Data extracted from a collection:
-- BEGIN --

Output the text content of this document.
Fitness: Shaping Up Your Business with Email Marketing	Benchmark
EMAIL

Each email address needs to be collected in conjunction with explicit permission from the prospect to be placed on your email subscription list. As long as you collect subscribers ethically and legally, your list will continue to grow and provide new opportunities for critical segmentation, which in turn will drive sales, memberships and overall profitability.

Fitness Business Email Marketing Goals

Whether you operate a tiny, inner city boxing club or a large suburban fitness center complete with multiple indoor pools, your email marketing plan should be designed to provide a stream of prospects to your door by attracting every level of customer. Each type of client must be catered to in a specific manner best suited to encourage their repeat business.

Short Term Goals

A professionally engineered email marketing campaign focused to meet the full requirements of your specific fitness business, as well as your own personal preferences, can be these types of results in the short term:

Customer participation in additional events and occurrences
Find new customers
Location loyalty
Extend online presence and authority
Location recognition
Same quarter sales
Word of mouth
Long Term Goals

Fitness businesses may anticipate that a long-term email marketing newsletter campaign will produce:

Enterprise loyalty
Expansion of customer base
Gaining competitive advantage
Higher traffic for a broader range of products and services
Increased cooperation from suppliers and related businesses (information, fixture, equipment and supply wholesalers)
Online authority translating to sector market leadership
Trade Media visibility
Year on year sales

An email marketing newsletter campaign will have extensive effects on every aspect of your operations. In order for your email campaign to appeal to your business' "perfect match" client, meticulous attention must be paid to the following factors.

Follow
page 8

-- END --

▶ _YOUR TASK_: Reproduce the records word for word.

▶ _EXERCISE OUTPUT_:
Output the text content of this document.
Fitness: Shaping Up Your Business with Email Marketing	Benchmark
EMAIL

Each email address needs to be collected in conjunction with explicit permission from the prospect to be placed on your email subscription list. As long as you collect subscribers ethically and legally, your list will continue to grow and provide new opportunities for critical segmentation, which in turn will drive sales, memberships and overall profitability.

Fitness Business Email Marketing Goals

Whether you operate a tiny, inner city boxing club or a large suburban fitness center complete with multiple indoor pools, your email marketing plan should be designed to provide a stream of prospects to your door by attracting every level of customer. Each type of client must be catered to in a specific manner best suited to encourage their repeat business.

Short Term Goals

A professionally engineered email marketing campaign focused to meet the full requirements of your specific fitness business, as well as your own personal preferences, can be these types of results in the short term:

Customer participation in additional events and occurrences
Find new customers
Location loyalty
Extend online presence and authority
Location recognition
Same quarter sales
Word of mouth
Long Term Goals

Fitness businesses may anticipate that a long-term email marketing newsletter campaign will produce:

Enterprise loyalty
Expansion of customer base
Gaining competitive advantage
Higher traffic for a broader range of products and services
Increased cooperation from suppliers and related businesses (information, fixture, equipment and supply wholesalers)
Online authority translating to sector market leadership
Trade Media visibility
Year on year sales

An email marketing newsletter campaign will have extensive effects on every aspect of your operations. In order for your email campaign to appeal to your business' "perfect match" client, meticulous attention must be paid to the following factors.

Follow
page 8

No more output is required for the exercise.